* _The task_: Output only the lines that run from the line holding "OCR this image." to the end of the entries, both ends included, and skip the pictures.

(Recorded data)
((

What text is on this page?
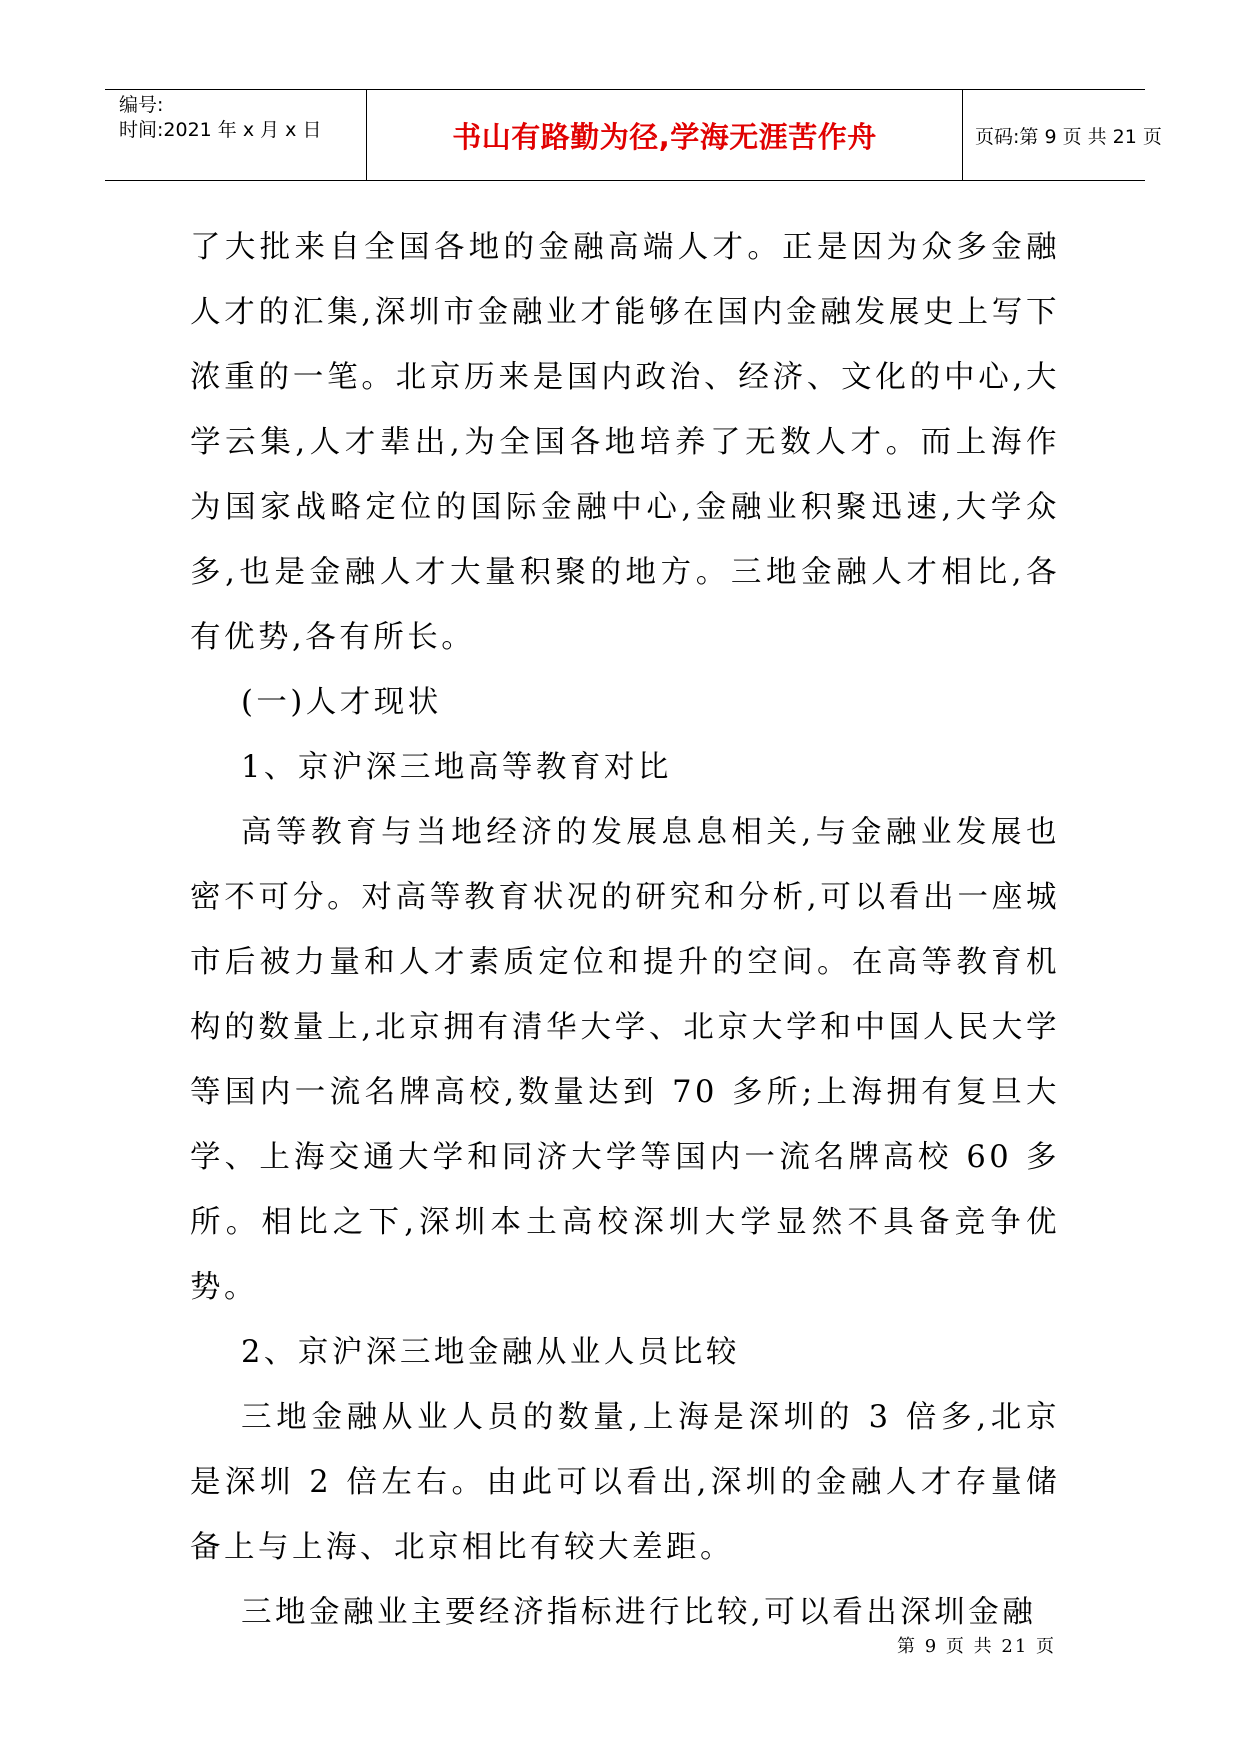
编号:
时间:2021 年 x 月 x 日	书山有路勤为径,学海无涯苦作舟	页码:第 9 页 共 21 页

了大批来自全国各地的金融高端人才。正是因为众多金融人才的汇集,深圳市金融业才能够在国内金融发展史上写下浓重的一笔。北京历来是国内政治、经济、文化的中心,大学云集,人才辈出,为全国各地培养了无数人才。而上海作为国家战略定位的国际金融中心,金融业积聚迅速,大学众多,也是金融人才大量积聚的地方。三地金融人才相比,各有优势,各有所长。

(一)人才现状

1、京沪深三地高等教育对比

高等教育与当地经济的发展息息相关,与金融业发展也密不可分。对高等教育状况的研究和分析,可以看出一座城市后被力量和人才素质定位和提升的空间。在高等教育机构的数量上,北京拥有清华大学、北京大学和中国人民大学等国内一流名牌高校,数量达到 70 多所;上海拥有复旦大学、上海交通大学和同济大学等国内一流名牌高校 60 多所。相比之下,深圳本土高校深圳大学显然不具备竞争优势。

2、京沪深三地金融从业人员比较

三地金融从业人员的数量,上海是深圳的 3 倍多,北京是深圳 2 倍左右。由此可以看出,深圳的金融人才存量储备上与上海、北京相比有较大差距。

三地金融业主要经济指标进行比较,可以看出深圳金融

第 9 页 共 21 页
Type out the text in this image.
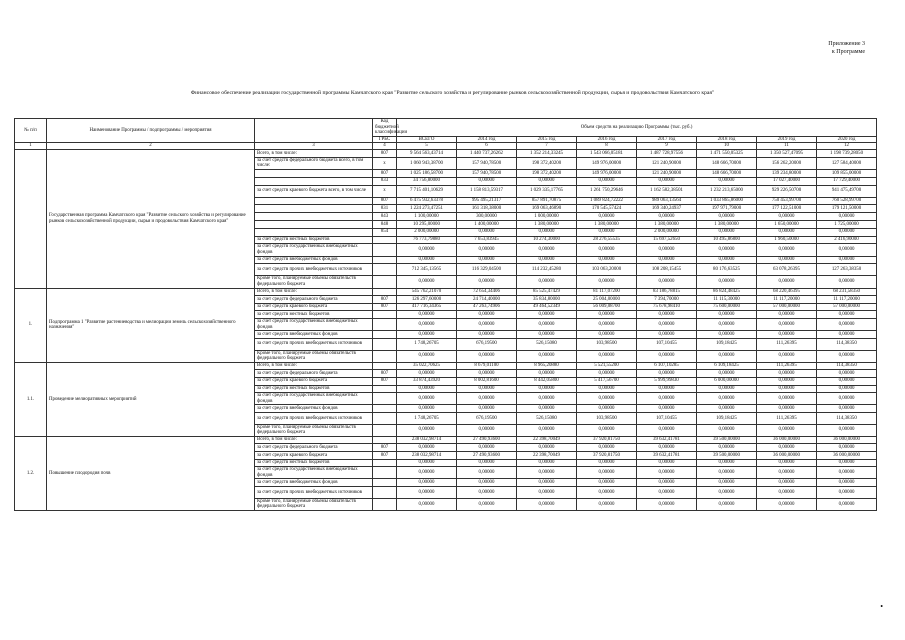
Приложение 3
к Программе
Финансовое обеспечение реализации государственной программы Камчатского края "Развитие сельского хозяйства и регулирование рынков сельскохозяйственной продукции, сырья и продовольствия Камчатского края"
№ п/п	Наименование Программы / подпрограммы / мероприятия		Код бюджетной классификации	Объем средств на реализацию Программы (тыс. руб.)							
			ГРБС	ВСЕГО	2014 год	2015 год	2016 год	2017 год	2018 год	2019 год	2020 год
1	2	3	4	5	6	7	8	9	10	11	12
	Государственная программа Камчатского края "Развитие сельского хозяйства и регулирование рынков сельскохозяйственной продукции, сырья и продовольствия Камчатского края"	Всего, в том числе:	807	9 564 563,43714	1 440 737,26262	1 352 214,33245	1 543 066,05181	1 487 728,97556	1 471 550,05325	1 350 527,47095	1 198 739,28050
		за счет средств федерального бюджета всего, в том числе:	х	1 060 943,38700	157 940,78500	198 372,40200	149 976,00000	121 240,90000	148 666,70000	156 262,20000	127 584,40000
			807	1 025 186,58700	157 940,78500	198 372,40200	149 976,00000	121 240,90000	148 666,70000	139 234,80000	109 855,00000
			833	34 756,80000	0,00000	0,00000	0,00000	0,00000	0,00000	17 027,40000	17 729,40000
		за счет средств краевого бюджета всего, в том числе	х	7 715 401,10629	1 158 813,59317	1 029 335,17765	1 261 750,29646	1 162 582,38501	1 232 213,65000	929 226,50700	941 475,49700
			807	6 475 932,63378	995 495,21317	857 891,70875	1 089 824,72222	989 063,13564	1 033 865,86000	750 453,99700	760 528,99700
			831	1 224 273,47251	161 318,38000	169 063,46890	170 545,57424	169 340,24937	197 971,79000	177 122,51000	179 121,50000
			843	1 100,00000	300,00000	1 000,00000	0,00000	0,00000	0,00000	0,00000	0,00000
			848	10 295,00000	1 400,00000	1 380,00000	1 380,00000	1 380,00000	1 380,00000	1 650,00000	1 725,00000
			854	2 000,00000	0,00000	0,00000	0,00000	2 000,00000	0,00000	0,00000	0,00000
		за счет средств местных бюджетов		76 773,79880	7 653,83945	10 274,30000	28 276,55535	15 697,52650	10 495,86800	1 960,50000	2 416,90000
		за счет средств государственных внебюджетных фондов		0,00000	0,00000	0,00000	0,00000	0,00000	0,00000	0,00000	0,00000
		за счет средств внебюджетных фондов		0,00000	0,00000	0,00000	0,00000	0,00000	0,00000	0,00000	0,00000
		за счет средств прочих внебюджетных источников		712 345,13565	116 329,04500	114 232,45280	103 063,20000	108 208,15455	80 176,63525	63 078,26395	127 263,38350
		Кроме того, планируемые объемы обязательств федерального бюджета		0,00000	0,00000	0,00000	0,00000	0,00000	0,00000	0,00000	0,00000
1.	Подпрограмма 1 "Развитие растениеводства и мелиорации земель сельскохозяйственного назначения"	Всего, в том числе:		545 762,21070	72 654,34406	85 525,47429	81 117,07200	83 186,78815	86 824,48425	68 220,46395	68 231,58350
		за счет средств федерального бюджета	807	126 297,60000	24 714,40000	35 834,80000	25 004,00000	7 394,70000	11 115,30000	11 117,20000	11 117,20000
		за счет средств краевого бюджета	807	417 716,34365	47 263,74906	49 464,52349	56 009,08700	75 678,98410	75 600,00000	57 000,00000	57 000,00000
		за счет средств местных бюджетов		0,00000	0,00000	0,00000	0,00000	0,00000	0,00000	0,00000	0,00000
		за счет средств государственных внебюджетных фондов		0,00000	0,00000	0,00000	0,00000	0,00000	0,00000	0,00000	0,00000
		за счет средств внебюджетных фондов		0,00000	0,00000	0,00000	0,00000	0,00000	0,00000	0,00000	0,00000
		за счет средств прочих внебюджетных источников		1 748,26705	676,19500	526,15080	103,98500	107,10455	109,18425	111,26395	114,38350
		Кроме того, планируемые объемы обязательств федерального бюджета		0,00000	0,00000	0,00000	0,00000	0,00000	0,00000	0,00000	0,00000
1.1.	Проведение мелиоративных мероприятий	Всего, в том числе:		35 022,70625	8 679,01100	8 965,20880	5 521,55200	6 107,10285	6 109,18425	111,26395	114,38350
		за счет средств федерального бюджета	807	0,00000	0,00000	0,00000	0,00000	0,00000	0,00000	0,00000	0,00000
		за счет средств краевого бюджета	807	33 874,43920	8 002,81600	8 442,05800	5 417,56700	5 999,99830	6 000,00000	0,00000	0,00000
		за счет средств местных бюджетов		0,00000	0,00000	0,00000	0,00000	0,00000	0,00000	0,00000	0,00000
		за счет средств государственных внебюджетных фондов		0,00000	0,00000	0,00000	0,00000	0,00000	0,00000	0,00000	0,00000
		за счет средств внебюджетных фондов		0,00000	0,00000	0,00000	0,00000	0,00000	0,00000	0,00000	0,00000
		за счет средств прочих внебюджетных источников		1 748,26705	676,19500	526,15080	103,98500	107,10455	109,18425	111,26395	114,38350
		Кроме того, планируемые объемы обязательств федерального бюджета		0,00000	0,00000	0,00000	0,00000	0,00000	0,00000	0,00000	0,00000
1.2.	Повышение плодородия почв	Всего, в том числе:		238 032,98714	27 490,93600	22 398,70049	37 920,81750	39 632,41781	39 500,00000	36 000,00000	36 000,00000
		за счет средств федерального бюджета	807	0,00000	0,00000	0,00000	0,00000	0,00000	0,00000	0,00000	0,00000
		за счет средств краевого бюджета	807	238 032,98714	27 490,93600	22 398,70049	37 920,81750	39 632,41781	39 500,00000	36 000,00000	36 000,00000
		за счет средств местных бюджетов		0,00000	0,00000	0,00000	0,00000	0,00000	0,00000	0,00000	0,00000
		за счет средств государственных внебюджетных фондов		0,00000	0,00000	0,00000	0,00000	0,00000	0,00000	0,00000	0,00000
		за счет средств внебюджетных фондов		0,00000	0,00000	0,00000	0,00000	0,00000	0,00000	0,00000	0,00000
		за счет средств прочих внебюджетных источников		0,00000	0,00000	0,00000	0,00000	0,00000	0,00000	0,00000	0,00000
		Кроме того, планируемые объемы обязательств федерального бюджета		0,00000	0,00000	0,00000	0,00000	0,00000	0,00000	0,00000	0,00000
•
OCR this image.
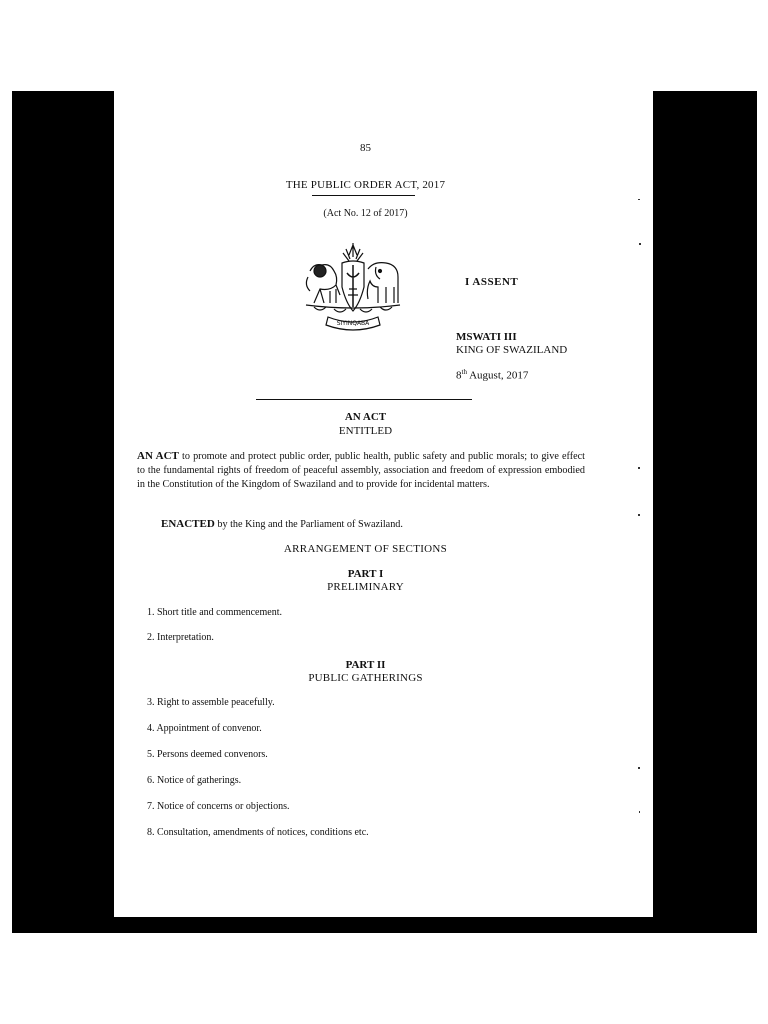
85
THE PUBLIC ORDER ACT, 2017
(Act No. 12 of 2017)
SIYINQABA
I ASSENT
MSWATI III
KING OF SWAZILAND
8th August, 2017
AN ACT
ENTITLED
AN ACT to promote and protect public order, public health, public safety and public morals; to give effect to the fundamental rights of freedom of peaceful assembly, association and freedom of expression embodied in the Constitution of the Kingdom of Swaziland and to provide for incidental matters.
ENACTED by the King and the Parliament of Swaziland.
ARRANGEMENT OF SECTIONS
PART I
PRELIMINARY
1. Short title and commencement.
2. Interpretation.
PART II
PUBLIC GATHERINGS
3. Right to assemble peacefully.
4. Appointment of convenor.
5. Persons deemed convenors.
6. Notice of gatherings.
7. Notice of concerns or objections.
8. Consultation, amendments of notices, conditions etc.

))

* _Correct result_:
OCR this image.
85
THE PUBLIC ORDER ACT, 2017
(Act No. 12 of 2017)
SIYINQABA
I ASSENT
MSWATI III
KING OF SWAZILAND
8th August, 2017
AN ACT
ENTITLED
AN ACT to promote and protect public order, public health, public safety and public morals; to give effect to the fundamental rights of freedom of peaceful assembly, association and freedom of expression embodied in the Constitution of the Kingdom of Swaziland and to provide for incidental matters.
ENACTED by the King and the Parliament of Swaziland.
ARRANGEMENT OF SECTIONS
PART I
PRELIMINARY
1. Short title and commencement.
2. Interpretation.
PART II
PUBLIC GATHERINGS
3. Right to assemble peacefully.
4. Appointment of convenor.
5. Persons deemed convenors.
6. Notice of gatherings.
7. Notice of concerns or objections.
8. Consultation, amendments of notices, conditions etc.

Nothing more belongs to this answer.